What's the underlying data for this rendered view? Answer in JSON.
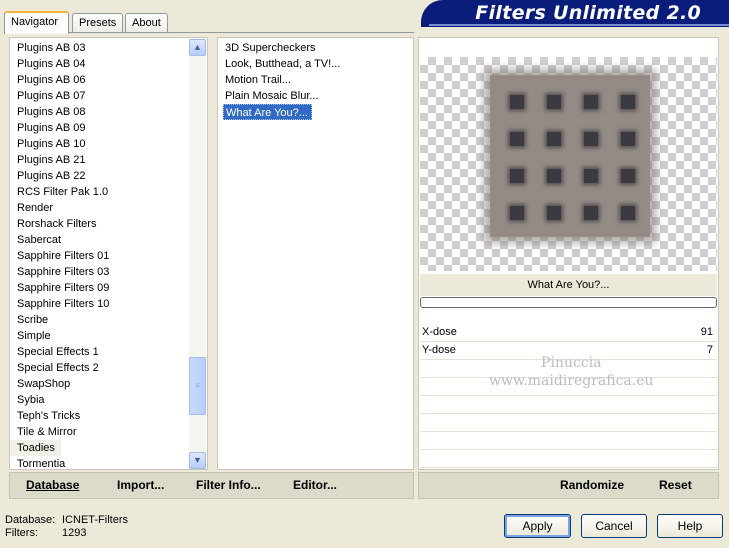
{
  "tabs": [
    "Navigator",
    "Presets",
    "About"
  ],
  "active_tab": "Navigator",
  "app_title": "Filters Unlimited 2.0",
  "categories": [
    "Plugins AB 03",
    "Plugins AB 04",
    "Plugins AB 06",
    "Plugins AB 07",
    "Plugins AB 08",
    "Plugins AB 09",
    "Plugins AB 10",
    "Plugins AB 21",
    "Plugins AB 22",
    "RCS Filter Pak 1.0",
    "Render",
    "Rorshack Filters",
    "Sabercat",
    "Sapphire Filters 01",
    "Sapphire Filters 03",
    "Sapphire Filters 09",
    "Sapphire Filters 10",
    "Scribe",
    "Simple",
    "Special Effects 1",
    "Special Effects 2",
    "SwapShop",
    "Sybia",
    "Teph's Tricks",
    "Tile & Mirror",
    "Toadies",
    "Tormentia"
  ],
  "selected_category": "Toadies",
  "filters": [
    "3D Supercheckers",
    "Look, Butthead, a TV!...",
    "Motion Trail...",
    "Plain Mosaic Blur...",
    "What Are You?..."
  ],
  "selected_filter": "What Are You?...",
  "preview": {
    "filter_name": "What Are You?...",
    "progress_percent": 0,
    "watermark_line1": "Pinuccia",
    "watermark_line2": "www.maidiregrafica.eu"
  },
  "params": [
    {
      "label": "X-dose",
      "value": "91"
    },
    {
      "label": "Y-dose",
      "value": "7"
    }
  ],
  "left_bar": {
    "database": "Database",
    "import": "Import...",
    "filter_info": "Filter Info...",
    "editor": "Editor..."
  },
  "right_bar": {
    "randomize": "Randomize",
    "reset": "Reset"
  },
  "footer": {
    "database_label": "Database:",
    "database_value": "ICNET-Filters",
    "filters_label": "Filters:",
    "filters_value": "1293"
  },
  "buttons": {
    "apply": "Apply",
    "cancel": "Cancel",
    "help": "Help"
  },
  "colors": {
    "banner": "#0b1d7a",
    "selection": "#316ac5",
    "window_bg": "#ece9d8"
  }
}
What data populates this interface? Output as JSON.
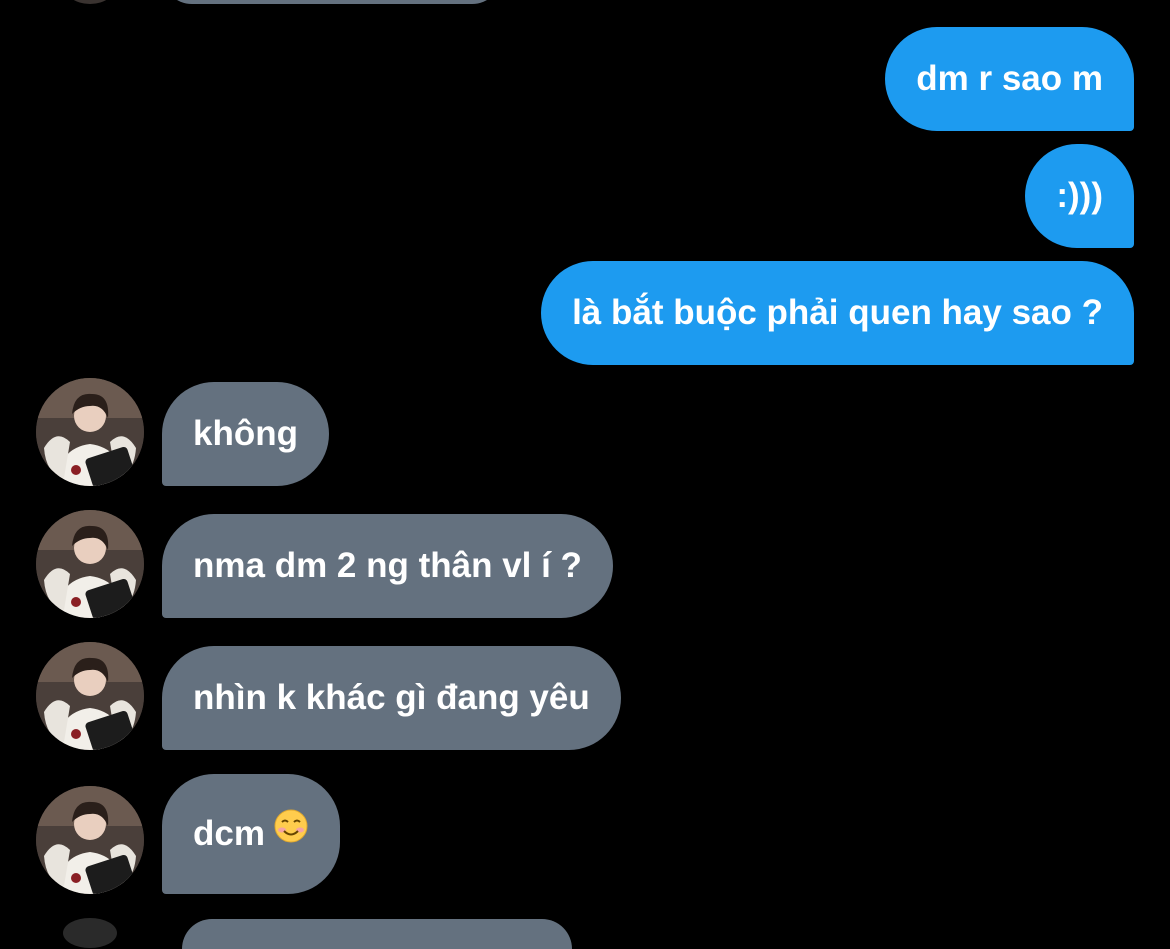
{
  "conversation": {
    "sent": [
      {
        "text": "dm r sao m"
      },
      {
        "text": ":)))"
      },
      {
        "text": "là bắt buộc phải quen hay sao ?"
      }
    ],
    "received": [
      {
        "text": "không"
      },
      {
        "text": "nma dm 2 ng thân vl í ?"
      },
      {
        "text": "nhìn k khác gì đang yêu"
      },
      {
        "text": "dcm",
        "emoji": "☺️"
      }
    ]
  },
  "colors": {
    "background": "#000000",
    "sent_bubble": "#1d9bf0",
    "received_bubble": "#64717f",
    "text": "#ffffff"
  },
  "icons": {
    "avatar": "user-avatar-photo",
    "emoji": "smiling-face-emoji"
  }
}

* **Directions**: Copy out every line from the data above that has "JSON" in it.

* **Completed task**:
What's the underlying data for this rendered view? Answer in JSON.
What data populates this interface? Output as JSON.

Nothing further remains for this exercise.